(Saved entries)
####################
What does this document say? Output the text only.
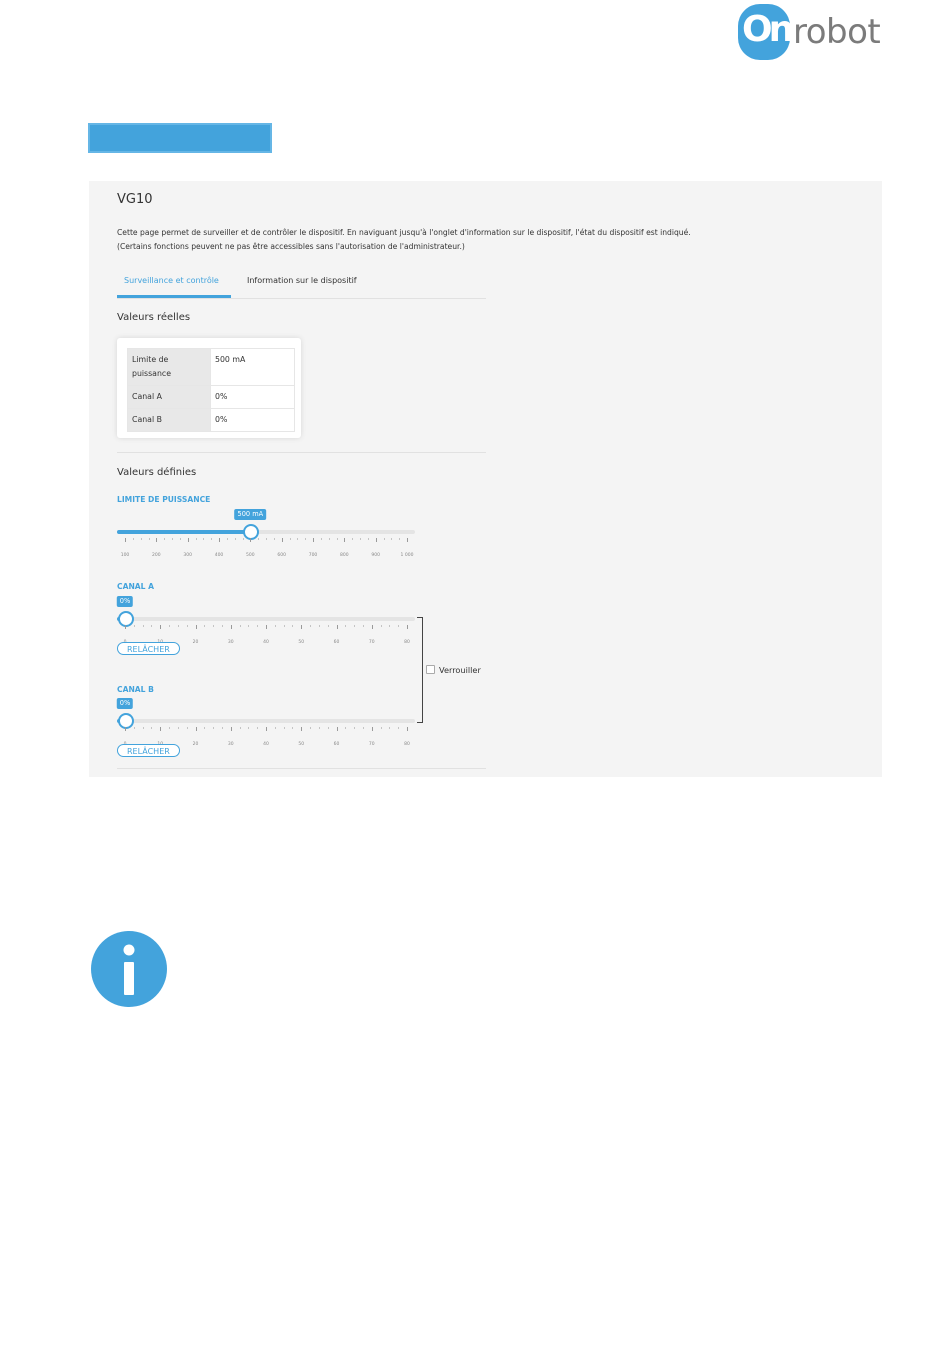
On robot
VG10
Cette page permet de surveiller et de contrôler le dispositif. En naviguant jusqu'à l'onglet d'information sur le dispositif, l'état du dispositif est indiqué.
(Certains fonctions peuvent ne pas être accessibles sans l'autorisation de l'administrateur.)
Surveillance et contrôle	Information sur le dispositif
Valeurs réelles
Limite de puissance	500 mA
Canal A	0%
Canal B	0%
Valeurs définies
LIMITE DE PUISSANCE
500 mA
100	200	300	400	500	600	700	800	900	1 000
CANAL A
0%
20	30	40	50	60	70	80
RELÂCHER
CANAL B
0%
20	30	40	50	60	70	80
RELÂCHER
Verrouiller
####################
▶ [Stated problem]: Return every line above that contains the word "dispositif".

▶ [Full solution]:
Cette page permet de surveiller et de contrôler le dispositif. En naviguant jusqu'à l'onglet d'information sur le dispositif, l'état du dispositif est indiqué.
Surveillance et contrôle	Information sur le dispositif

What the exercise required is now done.